## [課題内容]
次の(a)〜(c)がページ抜粋の内容と合っているかを判断し、それぞれ「はい」か「いいえ」で答えてください。根拠となる箇所もページ抜粋からそのまま引用してください。
(a) 島相撲では例年、自衛隊員が優勝している。
(b) ナイトツアーではグリーンぺぺの光を見ることができた。
(c) 書き手は早朝3時ころに起きて星空を観察した。

======== ページ抜粋 ========

私たちが到着した11月1日から、大神山神社 例大祭が始まった。島相撲も行われていて、子供から大人まで、力の入ったガチンコ相撲だった。この祭りのために硫黄島からも自衛隊員が参加していた。相撲は勝抜戦だそうだが、例年自衛隊員ではなく島民が優勝するそうだ。
都会みたいな娯楽はこの島にはほとんど無い。だからか子供も大人もとても楽しそうだった。
相撲会場でもある大神山神社の境内では、土俵前が人でいっぱいになるためモニターまで出されていて、缶ビール片手に観戦する人たちで賑わっていた。
ナイトツアーにも連れて行ってもらった。ツアーでは天然記念物のオガサワラオオコウモリやオオヤドカリ、グリーンぺぺと呼ばれる夜光茸などを探した。
残念ながらオオコウモリは見つけられなかったけど、グリーンぺぺの綺麗な光りは見ることが出来た(右写真)。ちょうど新月で月も出ていなかったから、星空を観察するにも最高のタイミングだったのに、早朝(3時ころ)に起きるつもりがすっかり酒に酔いつぶれて寝過ごしてしまった。しかしこの時期では天の川は見えないから、マッいっか…なのだった。街灯も少ないこの地では、きっと夏に来たら満天の星空が堪能出来るに違いない。

======== データセット ========

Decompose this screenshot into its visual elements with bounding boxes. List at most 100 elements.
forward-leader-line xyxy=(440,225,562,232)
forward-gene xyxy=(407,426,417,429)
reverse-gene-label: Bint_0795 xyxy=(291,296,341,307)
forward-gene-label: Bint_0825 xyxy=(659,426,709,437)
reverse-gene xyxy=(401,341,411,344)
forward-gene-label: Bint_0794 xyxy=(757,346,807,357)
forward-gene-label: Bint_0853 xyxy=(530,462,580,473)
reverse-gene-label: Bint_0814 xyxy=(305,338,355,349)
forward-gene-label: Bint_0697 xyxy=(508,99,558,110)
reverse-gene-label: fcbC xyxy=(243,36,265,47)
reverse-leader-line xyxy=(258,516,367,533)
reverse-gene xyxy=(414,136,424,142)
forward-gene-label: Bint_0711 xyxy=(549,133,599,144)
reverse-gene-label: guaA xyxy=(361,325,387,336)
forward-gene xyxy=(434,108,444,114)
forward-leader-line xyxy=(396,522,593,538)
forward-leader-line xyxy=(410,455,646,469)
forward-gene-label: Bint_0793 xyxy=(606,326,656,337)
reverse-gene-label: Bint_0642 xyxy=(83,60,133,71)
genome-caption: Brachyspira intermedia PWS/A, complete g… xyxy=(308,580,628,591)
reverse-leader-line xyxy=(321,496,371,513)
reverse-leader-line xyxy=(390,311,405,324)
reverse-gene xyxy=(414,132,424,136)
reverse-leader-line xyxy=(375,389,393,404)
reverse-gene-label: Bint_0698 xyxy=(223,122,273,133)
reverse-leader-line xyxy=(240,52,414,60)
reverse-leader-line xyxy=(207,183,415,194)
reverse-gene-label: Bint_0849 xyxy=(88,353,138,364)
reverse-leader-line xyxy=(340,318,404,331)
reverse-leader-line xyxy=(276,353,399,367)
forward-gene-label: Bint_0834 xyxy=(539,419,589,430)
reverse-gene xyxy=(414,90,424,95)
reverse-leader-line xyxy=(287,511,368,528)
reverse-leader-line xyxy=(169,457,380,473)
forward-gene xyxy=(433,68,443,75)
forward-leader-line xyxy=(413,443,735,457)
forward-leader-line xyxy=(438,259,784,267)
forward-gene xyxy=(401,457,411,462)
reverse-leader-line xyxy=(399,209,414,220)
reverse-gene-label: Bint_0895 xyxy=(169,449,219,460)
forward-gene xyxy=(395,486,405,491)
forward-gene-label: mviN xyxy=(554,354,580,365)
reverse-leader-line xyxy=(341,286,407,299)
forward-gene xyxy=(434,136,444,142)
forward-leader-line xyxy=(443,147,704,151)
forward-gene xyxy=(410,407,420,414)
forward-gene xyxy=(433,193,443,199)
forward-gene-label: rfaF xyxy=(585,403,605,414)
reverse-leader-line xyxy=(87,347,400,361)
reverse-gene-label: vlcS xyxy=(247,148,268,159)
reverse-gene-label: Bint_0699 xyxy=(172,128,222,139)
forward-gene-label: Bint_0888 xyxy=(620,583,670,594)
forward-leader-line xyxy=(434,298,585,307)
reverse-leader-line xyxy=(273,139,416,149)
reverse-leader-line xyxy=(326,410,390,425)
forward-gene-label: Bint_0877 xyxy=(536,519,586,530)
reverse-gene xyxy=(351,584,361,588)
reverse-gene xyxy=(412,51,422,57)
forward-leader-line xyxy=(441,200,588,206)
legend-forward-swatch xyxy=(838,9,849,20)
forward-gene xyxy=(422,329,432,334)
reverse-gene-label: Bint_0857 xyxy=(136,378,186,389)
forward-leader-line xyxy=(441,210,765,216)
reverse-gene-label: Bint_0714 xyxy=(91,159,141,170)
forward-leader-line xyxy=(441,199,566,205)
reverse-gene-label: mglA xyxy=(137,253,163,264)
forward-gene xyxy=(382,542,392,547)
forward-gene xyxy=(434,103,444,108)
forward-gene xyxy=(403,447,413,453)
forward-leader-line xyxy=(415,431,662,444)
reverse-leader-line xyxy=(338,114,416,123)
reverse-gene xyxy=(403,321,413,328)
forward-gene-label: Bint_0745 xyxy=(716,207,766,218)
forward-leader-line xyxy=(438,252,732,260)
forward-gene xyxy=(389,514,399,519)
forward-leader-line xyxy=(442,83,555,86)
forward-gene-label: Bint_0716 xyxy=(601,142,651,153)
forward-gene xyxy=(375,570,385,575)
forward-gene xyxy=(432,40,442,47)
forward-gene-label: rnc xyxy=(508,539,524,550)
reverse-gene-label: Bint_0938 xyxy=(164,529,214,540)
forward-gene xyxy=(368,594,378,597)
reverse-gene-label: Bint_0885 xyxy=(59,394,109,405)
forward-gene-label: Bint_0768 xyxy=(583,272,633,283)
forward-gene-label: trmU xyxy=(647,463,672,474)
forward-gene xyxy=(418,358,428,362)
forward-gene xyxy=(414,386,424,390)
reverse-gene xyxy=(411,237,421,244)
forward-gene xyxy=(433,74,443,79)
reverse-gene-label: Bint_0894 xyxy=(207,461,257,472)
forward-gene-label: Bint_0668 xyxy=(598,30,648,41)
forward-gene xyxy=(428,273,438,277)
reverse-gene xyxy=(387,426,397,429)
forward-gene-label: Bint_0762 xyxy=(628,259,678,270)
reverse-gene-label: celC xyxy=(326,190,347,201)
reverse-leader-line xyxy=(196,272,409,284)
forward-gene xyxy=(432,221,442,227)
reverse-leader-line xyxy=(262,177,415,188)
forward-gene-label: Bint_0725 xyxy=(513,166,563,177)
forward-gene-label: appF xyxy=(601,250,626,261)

========

## [回答]
(a) いいえ。「例年自衛隊員ではなく島民が優勝するそうだ」
(b) はい。「グリーンぺぺの綺麗な光りは見ることが出来た」
(c) いいえ。「早朝(3時ころ)に起きるつもりがすっかり酒に酔いつぶれて寝過ごしてしまった」